(Figure record listings)

"""

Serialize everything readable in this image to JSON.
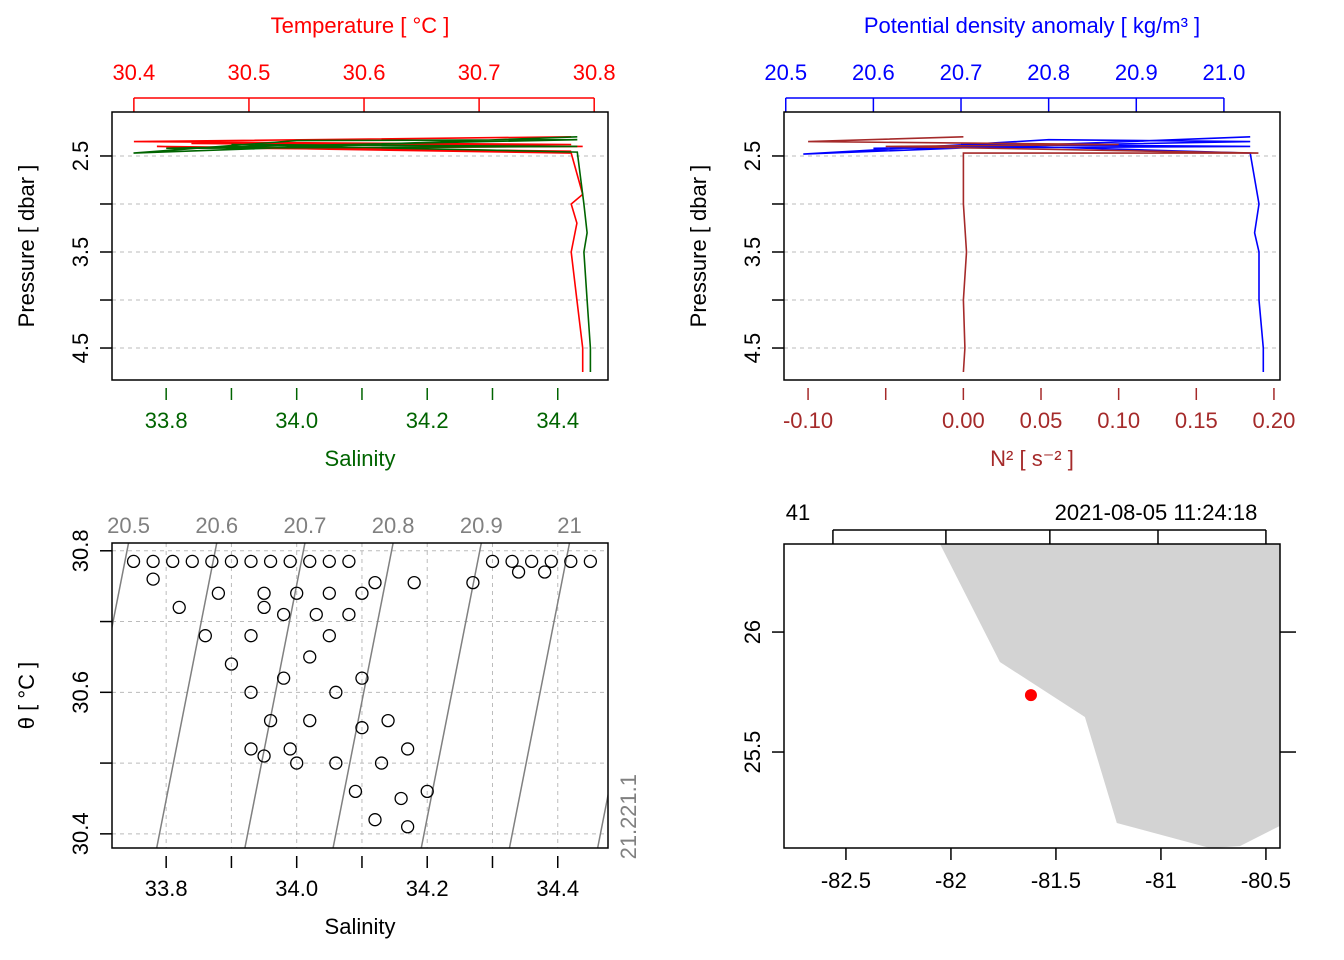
{
  "chart_data": [
    {
      "type": "profile",
      "x_label": "Salinity",
      "x2_label": "Temperature [ °C ]",
      "y_label": "Pressure [ dbar ]",
      "xlim": [
        33.717,
        34.477
      ],
      "x2lim": [
        30.381,
        30.812
      ],
      "ylim": [
        2.042,
        4.833
      ],
      "xticks": [
        33.8,
        {
          "value": 33.9,
          "label": null
        },
        {
          "value": 34,
          "label": "34.0"
        },
        {
          "value": 34.1,
          "label": null
        },
        34.2,
        {
          "value": 34.3,
          "label": null
        },
        34.4
      ],
      "x2ticks": [
        30.4,
        30.5,
        30.6,
        30.7,
        30.8
      ],
      "yticks": [
        2.5,
        {
          "value": 3,
          "label": null
        },
        3.5,
        {
          "value": 4,
          "label": null
        },
        4.5
      ],
      "grid": true,
      "series": [
        {
          "color": "red",
          "axis": "x2",
          "x": [
            30.78,
            30.4,
            30.78,
            30.45,
            30.79,
            30.5,
            30.78,
            30.42,
            30.78,
            30.79,
            30.78,
            30.785,
            30.78,
            30.785,
            30.79,
            30.79
          ],
          "values": [
            2.3,
            2.35,
            2.38,
            2.37,
            2.4,
            2.42,
            2.45,
            2.4,
            2.47,
            2.9,
            3.0,
            3.2,
            3.5,
            4.0,
            4.5,
            4.75
          ]
        },
        {
          "color": "darkgreen",
          "axis": "x",
          "x": [
            34.43,
            33.75,
            34.0,
            34.43,
            33.8,
            34.43,
            33.9,
            34.43,
            34.44,
            34.445,
            34.44,
            34.445,
            34.45,
            34.45
          ],
          "values": [
            2.3,
            2.47,
            2.34,
            2.33,
            2.42,
            2.4,
            2.38,
            2.46,
            3.0,
            3.3,
            3.5,
            4.0,
            4.5,
            4.75
          ]
        }
      ]
    },
    {
      "type": "profile",
      "x_label": "N² [ s⁻² ]",
      "x2_label": "Potential density anomaly [ kg/m³ ]",
      "y_label": "Pressure [ dbar ]",
      "xlim": [
        -0.1155,
        0.2039
      ],
      "x2lim": [
        20.498,
        21.064
      ],
      "ylim": [
        2.042,
        4.833
      ],
      "xticks": [
        {
          "value": -0.1,
          "label": "-0.10"
        },
        {
          "value": -0.05,
          "label": null
        },
        {
          "value": 0,
          "label": "0.00"
        },
        0.05,
        {
          "value": 0.1,
          "label": "0.10"
        },
        0.15,
        {
          "value": 0.2,
          "label": "0.20"
        }
      ],
      "x2ticks": [
        20.5,
        20.6,
        20.7,
        20.8,
        20.9,
        {
          "value": 21,
          "label": "21.0"
        }
      ],
      "yticks": [
        2.5,
        {
          "value": 3,
          "label": null
        },
        3.5,
        {
          "value": 4,
          "label": null
        },
        4.5
      ],
      "grid": true,
      "series": [
        {
          "color": "blue",
          "axis": "x2",
          "x": [
            21.03,
            20.52,
            20.8,
            21.03,
            20.6,
            21.03,
            20.7,
            21.03,
            21.04,
            21.035,
            21.04,
            21.04,
            21.045,
            21.045
          ],
          "values": [
            2.3,
            2.48,
            2.33,
            2.35,
            2.42,
            2.4,
            2.38,
            2.47,
            3.0,
            3.3,
            3.5,
            4.0,
            4.5,
            4.75
          ]
        },
        {
          "color": "brown",
          "axis": "x",
          "x": [
            0.0,
            -0.1,
            0.1,
            -0.05,
            0.19,
            0.0,
            0.0,
            0.002,
            0.0,
            0.001,
            0.0
          ],
          "values": [
            2.3,
            2.35,
            2.38,
            2.4,
            2.47,
            2.47,
            3.0,
            3.5,
            4.0,
            4.5,
            4.75
          ]
        }
      ]
    },
    {
      "type": "scatter",
      "x_label": "Salinity",
      "y_label": "θ [ °C ]",
      "xlim": [
        33.717,
        34.477
      ],
      "ylim": [
        30.38,
        30.811
      ],
      "xticks": [
        33.8,
        {
          "value": 33.9,
          "label": null
        },
        {
          "value": 34,
          "label": "34.0"
        },
        {
          "value": 34.1,
          "label": null
        },
        34.2,
        {
          "value": 34.3,
          "label": null
        },
        34.4
      ],
      "yticks": [
        30.4,
        {
          "value": 30.5,
          "label": null
        },
        30.6,
        {
          "value": 30.7,
          "label": null
        },
        30.8
      ],
      "grid": true,
      "color": "black",
      "isopycnal_color": "gray",
      "isopycnals": [
        20.5,
        20.6,
        20.7,
        20.8,
        20.9,
        21,
        21.1,
        21.2
      ],
      "x": [
        33.75,
        33.78,
        33.81,
        33.84,
        33.87,
        33.9,
        33.93,
        33.96,
        33.99,
        34.02,
        34.05,
        34.08,
        33.95,
        34.0,
        34.05,
        34.1,
        33.98,
        34.03,
        34.08,
        34.3,
        34.33,
        34.36,
        34.39,
        34.42,
        34.45,
        34.34,
        34.38,
        34.18,
        34.27,
        34.12,
        33.78,
        33.82,
        33.86,
        33.9,
        33.93,
        33.96,
        33.99,
        34.0,
        33.88,
        33.93,
        33.98,
        34.02,
        34.06,
        34.09,
        34.12,
        33.95,
        34.02,
        34.06,
        34.1,
        34.13,
        34.16,
        34.17,
        34.05,
        34.1,
        34.14,
        34.17,
        34.2,
        33.93,
        33.95
      ],
      "values": [
        30.785,
        30.785,
        30.785,
        30.785,
        30.785,
        30.785,
        30.785,
        30.785,
        30.785,
        30.785,
        30.785,
        30.785,
        30.74,
        30.74,
        30.74,
        30.74,
        30.71,
        30.71,
        30.71,
        30.785,
        30.785,
        30.785,
        30.785,
        30.785,
        30.785,
        30.77,
        30.77,
        30.755,
        30.755,
        30.755,
        30.76,
        30.72,
        30.68,
        30.64,
        30.6,
        30.56,
        30.52,
        30.5,
        30.74,
        30.68,
        30.62,
        30.56,
        30.5,
        30.46,
        30.42,
        30.72,
        30.65,
        30.6,
        30.55,
        30.5,
        30.45,
        30.41,
        30.68,
        30.62,
        30.56,
        30.52,
        30.46,
        30.52,
        30.51
      ]
    },
    {
      "type": "map",
      "xlim": [
        -82.795,
        -80.433
      ],
      "ylim": [
        25.1,
        26.367
      ],
      "xticks": [
        -82.5,
        -82,
        -81.5,
        -81,
        -80.5
      ],
      "x2ticks": [
        {
          "value": -82.562,
          "label": null
        },
        {
          "value": -82.024,
          "label": null
        },
        {
          "value": -81.529,
          "label": null
        },
        {
          "value": -81.014,
          "label": null
        },
        {
          "value": -80.5,
          "label": null
        }
      ],
      "yticks": [
        26,
        25.5
      ],
      "top_left": "41",
      "top_right": "2021-08-05 11:24:18",
      "land": {
        "color": "lightgray",
        "lon": [
          -82.052,
          -81.767,
          -81.362,
          -81.21,
          -80.767,
          -80.624,
          -80.433,
          -80.433
        ],
        "lat": [
          26.367,
          25.875,
          25.646,
          25.204,
          25.1,
          25.108,
          25.192,
          26.367
        ]
      },
      "station": {
        "color": "red",
        "lon": -81.619,
        "lat": 25.737
      }
    }
  ]
}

"""

Write the lines above out again exactly, without any of their pictures.

▸ Correct result
Serialize everything readable in this image to JSON.
{
  "chart_data": [
    {
      "type": "profile",
      "x_label": "Salinity",
      "x2_label": "Temperature [ °C ]",
      "y_label": "Pressure [ dbar ]",
      "xlim": [
        33.717,
        34.477
      ],
      "x2lim": [
        30.381,
        30.812
      ],
      "ylim": [
        2.042,
        4.833
      ],
      "xticks": [
        33.8,
        {
          "value": 33.9,
          "label": null
        },
        {
          "value": 34,
          "label": "34.0"
        },
        {
          "value": 34.1,
          "label": null
        },
        34.2,
        {
          "value": 34.3,
          "label": null
        },
        34.4
      ],
      "x2ticks": [
        30.4,
        30.5,
        30.6,
        30.7,
        30.8
      ],
      "yticks": [
        2.5,
        {
          "value": 3,
          "label": null
        },
        3.5,
        {
          "value": 4,
          "label": null
        },
        4.5
      ],
      "grid": true,
      "series": [
        {
          "color": "red",
          "axis": "x2",
          "x": [
            30.78,
            30.4,
            30.78,
            30.45,
            30.79,
            30.5,
            30.78,
            30.42,
            30.78,
            30.79,
            30.78,
            30.785,
            30.78,
            30.785,
            30.79,
            30.79
          ],
          "values": [
            2.3,
            2.35,
            2.38,
            2.37,
            2.4,
            2.42,
            2.45,
            2.4,
            2.47,
            2.9,
            3.0,
            3.2,
            3.5,
            4.0,
            4.5,
            4.75
          ]
        },
        {
          "color": "darkgreen",
          "axis": "x",
          "x": [
            34.43,
            33.75,
            34.0,
            34.43,
            33.8,
            34.43,
            33.9,
            34.43,
            34.44,
            34.445,
            34.44,
            34.445,
            34.45,
            34.45
          ],
          "values": [
            2.3,
            2.47,
            2.34,
            2.33,
            2.42,
            2.4,
            2.38,
            2.46,
            3.0,
            3.3,
            3.5,
            4.0,
            4.5,
            4.75
          ]
        }
      ]
    },
    {
      "type": "profile",
      "x_label": "N² [ s⁻² ]",
      "x2_label": "Potential density anomaly [ kg/m³ ]",
      "y_label": "Pressure [ dbar ]",
      "xlim": [
        -0.1155,
        0.2039
      ],
      "x2lim": [
        20.498,
        21.064
      ],
      "ylim": [
        2.042,
        4.833
      ],
      "xticks": [
        {
          "value": -0.1,
          "label": "-0.10"
        },
        {
          "value": -0.05,
          "label": null
        },
        {
          "value": 0,
          "label": "0.00"
        },
        0.05,
        {
          "value": 0.1,
          "label": "0.10"
        },
        0.15,
        {
          "value": 0.2,
          "label": "0.20"
        }
      ],
      "x2ticks": [
        20.5,
        20.6,
        20.7,
        20.8,
        20.9,
        {
          "value": 21,
          "label": "21.0"
        }
      ],
      "yticks": [
        2.5,
        {
          "value": 3,
          "label": null
        },
        3.5,
        {
          "value": 4,
          "label": null
        },
        4.5
      ],
      "grid": true,
      "series": [
        {
          "color": "blue",
          "axis": "x2",
          "x": [
            21.03,
            20.52,
            20.8,
            21.03,
            20.6,
            21.03,
            20.7,
            21.03,
            21.04,
            21.035,
            21.04,
            21.04,
            21.045,
            21.045
          ],
          "values": [
            2.3,
            2.48,
            2.33,
            2.35,
            2.42,
            2.4,
            2.38,
            2.47,
            3.0,
            3.3,
            3.5,
            4.0,
            4.5,
            4.75
          ]
        },
        {
          "color": "brown",
          "axis": "x",
          "x": [
            0.0,
            -0.1,
            0.1,
            -0.05,
            0.19,
            0.0,
            0.0,
            0.002,
            0.0,
            0.001,
            0.0
          ],
          "values": [
            2.3,
            2.35,
            2.38,
            2.4,
            2.47,
            2.47,
            3.0,
            3.5,
            4.0,
            4.5,
            4.75
          ]
        }
      ]
    },
    {
      "type": "scatter",
      "x_label": "Salinity",
      "y_label": "θ [ °C ]",
      "xlim": [
        33.717,
        34.477
      ],
      "ylim": [
        30.38,
        30.811
      ],
      "xticks": [
        33.8,
        {
          "value": 33.9,
          "label": null
        },
        {
          "value": 34,
          "label": "34.0"
        },
        {
          "value": 34.1,
          "label": null
        },
        34.2,
        {
          "value": 34.3,
          "label": null
        },
        34.4
      ],
      "yticks": [
        30.4,
        {
          "value": 30.5,
          "label": null
        },
        30.6,
        {
          "value": 30.7,
          "label": null
        },
        30.8
      ],
      "grid": true,
      "color": "black",
      "isopycnal_color": "gray",
      "isopycnals": [
        20.5,
        20.6,
        20.7,
        20.8,
        20.9,
        21,
        21.1,
        21.2
      ],
      "x": [
        33.75,
        33.78,
        33.81,
        33.84,
        33.87,
        33.9,
        33.93,
        33.96,
        33.99,
        34.02,
        34.05,
        34.08,
        33.95,
        34.0,
        34.05,
        34.1,
        33.98,
        34.03,
        34.08,
        34.3,
        34.33,
        34.36,
        34.39,
        34.42,
        34.45,
        34.34,
        34.38,
        34.18,
        34.27,
        34.12,
        33.78,
        33.82,
        33.86,
        33.9,
        33.93,
        33.96,
        33.99,
        34.0,
        33.88,
        33.93,
        33.98,
        34.02,
        34.06,
        34.09,
        34.12,
        33.95,
        34.02,
        34.06,
        34.1,
        34.13,
        34.16,
        34.17,
        34.05,
        34.1,
        34.14,
        34.17,
        34.2,
        33.93,
        33.95
      ],
      "values": [
        30.785,
        30.785,
        30.785,
        30.785,
        30.785,
        30.785,
        30.785,
        30.785,
        30.785,
        30.785,
        30.785,
        30.785,
        30.74,
        30.74,
        30.74,
        30.74,
        30.71,
        30.71,
        30.71,
        30.785,
        30.785,
        30.785,
        30.785,
        30.785,
        30.785,
        30.77,
        30.77,
        30.755,
        30.755,
        30.755,
        30.76,
        30.72,
        30.68,
        30.64,
        30.6,
        30.56,
        30.52,
        30.5,
        30.74,
        30.68,
        30.62,
        30.56,
        30.5,
        30.46,
        30.42,
        30.72,
        30.65,
        30.6,
        30.55,
        30.5,
        30.45,
        30.41,
        30.68,
        30.62,
        30.56,
        30.52,
        30.46,
        30.52,
        30.51
      ]
    },
    {
      "type": "map",
      "xlim": [
        -82.795,
        -80.433
      ],
      "ylim": [
        25.1,
        26.367
      ],
      "xticks": [
        -82.5,
        -82,
        -81.5,
        -81,
        -80.5
      ],
      "x2ticks": [
        {
          "value": -82.562,
          "label": null
        },
        {
          "value": -82.024,
          "label": null
        },
        {
          "value": -81.529,
          "label": null
        },
        {
          "value": -81.014,
          "label": null
        },
        {
          "value": -80.5,
          "label": null
        }
      ],
      "yticks": [
        26,
        25.5
      ],
      "top_left": "41",
      "top_right": "2021-08-05 11:24:18",
      "land": {
        "color": "lightgray",
        "lon": [
          -82.052,
          -81.767,
          -81.362,
          -81.21,
          -80.767,
          -80.624,
          -80.433,
          -80.433
        ],
        "lat": [
          26.367,
          25.875,
          25.646,
          25.204,
          25.1,
          25.108,
          25.192,
          26.367
        ]
      },
      "station": {
        "color": "red",
        "lon": -81.619,
        "lat": 25.737
      }
    }
  ]
}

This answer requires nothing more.